RECORD EXTRACTS -
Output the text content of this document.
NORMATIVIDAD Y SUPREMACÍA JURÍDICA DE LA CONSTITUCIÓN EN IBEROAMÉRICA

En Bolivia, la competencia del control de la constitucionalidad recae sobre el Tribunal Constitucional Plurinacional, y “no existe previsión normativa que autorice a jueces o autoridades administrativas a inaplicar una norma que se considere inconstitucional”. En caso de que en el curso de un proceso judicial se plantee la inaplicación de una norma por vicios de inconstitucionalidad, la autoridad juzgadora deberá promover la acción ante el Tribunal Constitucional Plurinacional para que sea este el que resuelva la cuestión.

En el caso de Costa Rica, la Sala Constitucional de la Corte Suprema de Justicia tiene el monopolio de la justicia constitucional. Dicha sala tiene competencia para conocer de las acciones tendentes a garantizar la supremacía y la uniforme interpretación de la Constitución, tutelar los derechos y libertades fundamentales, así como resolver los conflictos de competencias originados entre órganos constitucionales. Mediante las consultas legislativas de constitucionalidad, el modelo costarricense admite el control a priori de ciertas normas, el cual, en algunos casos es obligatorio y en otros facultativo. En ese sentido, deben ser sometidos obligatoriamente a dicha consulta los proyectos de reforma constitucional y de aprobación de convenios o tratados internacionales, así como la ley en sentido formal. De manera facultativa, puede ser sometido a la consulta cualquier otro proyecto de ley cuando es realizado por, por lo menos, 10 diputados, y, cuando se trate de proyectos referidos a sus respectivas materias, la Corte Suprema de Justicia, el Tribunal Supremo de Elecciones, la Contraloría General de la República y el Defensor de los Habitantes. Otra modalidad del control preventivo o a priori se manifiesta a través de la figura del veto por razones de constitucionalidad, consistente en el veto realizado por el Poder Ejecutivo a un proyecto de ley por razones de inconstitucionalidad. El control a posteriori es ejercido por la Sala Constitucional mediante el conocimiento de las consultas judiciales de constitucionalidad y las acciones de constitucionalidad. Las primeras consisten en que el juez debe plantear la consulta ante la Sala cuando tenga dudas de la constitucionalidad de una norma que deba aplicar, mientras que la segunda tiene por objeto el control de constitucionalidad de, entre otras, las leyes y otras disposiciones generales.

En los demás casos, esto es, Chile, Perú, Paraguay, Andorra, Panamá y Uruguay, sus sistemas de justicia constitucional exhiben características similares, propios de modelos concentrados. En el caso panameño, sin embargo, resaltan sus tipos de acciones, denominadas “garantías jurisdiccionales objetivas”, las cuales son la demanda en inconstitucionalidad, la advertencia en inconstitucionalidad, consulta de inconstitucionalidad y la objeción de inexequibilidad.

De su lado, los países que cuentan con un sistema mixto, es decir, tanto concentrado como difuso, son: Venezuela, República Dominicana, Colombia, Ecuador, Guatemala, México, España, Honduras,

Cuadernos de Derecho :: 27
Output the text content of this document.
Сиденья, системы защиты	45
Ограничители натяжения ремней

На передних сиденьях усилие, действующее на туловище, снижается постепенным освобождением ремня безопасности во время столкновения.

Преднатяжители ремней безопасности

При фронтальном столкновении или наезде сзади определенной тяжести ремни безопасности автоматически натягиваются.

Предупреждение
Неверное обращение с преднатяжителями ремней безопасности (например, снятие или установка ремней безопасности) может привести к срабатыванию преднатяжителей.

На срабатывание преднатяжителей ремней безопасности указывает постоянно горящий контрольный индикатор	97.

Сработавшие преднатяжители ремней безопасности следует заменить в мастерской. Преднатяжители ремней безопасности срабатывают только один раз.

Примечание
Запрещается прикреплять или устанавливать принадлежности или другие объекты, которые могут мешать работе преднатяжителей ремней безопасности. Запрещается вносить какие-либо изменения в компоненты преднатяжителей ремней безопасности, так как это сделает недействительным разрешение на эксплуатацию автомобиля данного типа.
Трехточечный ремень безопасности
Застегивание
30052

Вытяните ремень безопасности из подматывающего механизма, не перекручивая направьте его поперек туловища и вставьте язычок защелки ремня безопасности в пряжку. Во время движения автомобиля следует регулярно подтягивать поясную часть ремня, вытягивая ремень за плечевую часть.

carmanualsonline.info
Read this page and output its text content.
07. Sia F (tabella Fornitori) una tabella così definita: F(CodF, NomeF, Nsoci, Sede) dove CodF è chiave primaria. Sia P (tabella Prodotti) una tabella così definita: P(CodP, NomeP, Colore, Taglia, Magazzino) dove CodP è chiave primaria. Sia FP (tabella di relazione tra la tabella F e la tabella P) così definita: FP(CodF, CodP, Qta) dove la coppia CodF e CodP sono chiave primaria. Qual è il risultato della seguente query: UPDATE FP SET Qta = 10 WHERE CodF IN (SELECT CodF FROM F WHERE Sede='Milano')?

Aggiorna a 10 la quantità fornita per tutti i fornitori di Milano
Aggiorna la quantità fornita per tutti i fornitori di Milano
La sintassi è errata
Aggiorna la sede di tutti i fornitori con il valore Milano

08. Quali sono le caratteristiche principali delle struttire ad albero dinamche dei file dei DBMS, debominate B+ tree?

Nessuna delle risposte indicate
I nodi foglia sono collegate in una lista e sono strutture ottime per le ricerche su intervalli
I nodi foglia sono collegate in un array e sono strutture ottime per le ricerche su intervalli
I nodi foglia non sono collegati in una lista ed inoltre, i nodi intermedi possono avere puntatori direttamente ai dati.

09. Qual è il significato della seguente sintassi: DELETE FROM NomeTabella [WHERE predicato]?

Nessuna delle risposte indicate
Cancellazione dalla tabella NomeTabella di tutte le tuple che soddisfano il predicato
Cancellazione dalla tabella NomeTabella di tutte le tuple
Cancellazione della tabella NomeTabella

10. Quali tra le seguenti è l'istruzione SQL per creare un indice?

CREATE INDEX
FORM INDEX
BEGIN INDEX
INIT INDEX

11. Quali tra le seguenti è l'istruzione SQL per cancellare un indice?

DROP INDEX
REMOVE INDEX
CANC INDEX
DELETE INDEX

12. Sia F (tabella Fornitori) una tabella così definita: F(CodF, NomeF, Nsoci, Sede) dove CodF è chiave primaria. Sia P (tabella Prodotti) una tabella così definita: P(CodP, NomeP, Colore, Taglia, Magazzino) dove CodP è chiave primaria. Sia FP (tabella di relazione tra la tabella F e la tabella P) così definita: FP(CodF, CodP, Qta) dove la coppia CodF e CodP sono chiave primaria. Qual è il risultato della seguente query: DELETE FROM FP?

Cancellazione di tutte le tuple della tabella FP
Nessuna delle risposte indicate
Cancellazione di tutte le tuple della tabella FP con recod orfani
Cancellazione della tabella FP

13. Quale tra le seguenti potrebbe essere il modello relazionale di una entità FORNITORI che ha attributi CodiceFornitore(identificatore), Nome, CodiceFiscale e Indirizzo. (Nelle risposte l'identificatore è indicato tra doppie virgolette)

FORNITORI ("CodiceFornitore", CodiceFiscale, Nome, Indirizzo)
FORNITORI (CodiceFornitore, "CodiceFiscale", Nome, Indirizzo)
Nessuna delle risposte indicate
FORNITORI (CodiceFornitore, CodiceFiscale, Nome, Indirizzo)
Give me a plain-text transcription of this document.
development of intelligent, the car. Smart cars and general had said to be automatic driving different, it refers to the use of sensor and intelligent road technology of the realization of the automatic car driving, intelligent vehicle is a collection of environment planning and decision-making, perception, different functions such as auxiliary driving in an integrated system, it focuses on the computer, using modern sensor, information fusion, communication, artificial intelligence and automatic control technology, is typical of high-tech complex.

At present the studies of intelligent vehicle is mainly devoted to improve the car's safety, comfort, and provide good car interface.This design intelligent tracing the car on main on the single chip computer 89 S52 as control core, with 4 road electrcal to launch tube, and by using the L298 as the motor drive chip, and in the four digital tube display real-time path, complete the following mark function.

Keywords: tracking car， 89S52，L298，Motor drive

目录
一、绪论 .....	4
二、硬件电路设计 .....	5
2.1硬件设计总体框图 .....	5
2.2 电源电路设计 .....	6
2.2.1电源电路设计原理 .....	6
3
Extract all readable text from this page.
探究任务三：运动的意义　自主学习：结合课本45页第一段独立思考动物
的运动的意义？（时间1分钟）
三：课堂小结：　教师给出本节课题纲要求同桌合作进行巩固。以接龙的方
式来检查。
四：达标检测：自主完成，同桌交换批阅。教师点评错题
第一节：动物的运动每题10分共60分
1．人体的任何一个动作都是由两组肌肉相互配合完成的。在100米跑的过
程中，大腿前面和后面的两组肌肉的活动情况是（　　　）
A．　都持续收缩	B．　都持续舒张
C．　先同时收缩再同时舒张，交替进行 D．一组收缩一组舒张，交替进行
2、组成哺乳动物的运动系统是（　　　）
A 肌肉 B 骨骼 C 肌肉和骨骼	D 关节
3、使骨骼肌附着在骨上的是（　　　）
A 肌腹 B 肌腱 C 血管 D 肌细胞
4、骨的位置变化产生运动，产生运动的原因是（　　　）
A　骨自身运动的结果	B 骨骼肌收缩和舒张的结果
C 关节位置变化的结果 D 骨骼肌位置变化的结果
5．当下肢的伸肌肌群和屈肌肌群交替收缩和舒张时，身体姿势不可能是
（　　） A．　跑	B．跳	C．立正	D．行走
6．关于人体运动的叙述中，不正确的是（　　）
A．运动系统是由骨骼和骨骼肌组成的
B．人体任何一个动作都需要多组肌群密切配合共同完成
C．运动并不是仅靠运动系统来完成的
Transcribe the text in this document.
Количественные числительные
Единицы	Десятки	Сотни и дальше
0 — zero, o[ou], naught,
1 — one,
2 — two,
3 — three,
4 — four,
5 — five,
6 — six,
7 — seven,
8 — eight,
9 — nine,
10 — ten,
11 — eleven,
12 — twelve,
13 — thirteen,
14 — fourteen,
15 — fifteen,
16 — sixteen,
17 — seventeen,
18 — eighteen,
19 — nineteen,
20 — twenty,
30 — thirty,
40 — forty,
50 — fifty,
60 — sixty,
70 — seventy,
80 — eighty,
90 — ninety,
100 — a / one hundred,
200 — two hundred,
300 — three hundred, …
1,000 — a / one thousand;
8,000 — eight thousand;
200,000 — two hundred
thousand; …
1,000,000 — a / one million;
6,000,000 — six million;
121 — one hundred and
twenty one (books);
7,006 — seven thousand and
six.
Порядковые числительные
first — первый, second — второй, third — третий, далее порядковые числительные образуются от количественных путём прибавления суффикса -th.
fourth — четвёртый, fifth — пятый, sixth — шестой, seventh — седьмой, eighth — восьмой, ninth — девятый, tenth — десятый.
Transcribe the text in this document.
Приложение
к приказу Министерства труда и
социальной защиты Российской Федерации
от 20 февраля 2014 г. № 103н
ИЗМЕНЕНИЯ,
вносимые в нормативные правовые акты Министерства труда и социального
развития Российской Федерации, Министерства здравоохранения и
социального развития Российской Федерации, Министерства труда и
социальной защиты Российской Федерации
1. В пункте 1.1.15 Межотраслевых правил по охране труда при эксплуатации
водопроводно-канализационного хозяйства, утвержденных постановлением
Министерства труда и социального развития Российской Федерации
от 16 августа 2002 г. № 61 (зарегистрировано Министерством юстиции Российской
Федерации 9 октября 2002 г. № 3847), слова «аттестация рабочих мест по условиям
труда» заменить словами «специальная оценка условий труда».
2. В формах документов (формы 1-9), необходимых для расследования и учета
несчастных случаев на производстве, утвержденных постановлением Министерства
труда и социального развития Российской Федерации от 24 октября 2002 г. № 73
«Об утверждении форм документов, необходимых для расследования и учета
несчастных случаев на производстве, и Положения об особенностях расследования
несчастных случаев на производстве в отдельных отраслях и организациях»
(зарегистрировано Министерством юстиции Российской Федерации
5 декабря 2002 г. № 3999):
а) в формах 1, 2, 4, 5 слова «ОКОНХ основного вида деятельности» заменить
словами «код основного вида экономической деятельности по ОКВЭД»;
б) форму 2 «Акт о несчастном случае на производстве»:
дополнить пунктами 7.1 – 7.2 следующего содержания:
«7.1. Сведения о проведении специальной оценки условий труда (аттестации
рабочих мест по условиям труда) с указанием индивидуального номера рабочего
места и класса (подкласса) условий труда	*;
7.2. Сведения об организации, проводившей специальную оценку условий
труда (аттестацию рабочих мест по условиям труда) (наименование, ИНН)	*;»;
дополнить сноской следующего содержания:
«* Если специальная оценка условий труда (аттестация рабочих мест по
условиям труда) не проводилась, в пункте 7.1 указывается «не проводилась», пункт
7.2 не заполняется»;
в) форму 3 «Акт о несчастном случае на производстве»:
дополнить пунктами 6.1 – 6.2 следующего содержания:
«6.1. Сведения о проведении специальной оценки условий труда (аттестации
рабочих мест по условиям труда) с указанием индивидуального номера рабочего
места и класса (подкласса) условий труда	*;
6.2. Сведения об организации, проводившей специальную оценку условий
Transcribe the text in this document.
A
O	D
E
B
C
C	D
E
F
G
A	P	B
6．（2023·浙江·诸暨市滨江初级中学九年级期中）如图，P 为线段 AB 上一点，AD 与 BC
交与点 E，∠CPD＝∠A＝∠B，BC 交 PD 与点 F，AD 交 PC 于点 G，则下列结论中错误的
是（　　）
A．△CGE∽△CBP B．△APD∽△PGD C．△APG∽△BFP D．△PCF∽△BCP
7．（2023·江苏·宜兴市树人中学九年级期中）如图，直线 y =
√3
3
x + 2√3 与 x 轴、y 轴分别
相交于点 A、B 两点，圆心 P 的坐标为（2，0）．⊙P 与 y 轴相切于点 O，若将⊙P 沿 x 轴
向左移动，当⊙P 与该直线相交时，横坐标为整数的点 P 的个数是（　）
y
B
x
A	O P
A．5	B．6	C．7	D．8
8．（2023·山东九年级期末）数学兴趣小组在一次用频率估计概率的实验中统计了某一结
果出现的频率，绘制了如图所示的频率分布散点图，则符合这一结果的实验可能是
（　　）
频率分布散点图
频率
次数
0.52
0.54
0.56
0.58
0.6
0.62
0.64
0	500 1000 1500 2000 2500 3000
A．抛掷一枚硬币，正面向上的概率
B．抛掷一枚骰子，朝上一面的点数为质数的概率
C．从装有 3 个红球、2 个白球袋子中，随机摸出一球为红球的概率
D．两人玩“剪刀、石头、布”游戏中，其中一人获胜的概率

EXERCISE DESCRIPTION - Check each line of the entries above for the word "постановлением". List the ones that have it.

SOLUTION -
водопроводно-канализационного хозяйства, утвержденных постановлением
несчастных случаев на производстве, утвержденных постановлением Министерства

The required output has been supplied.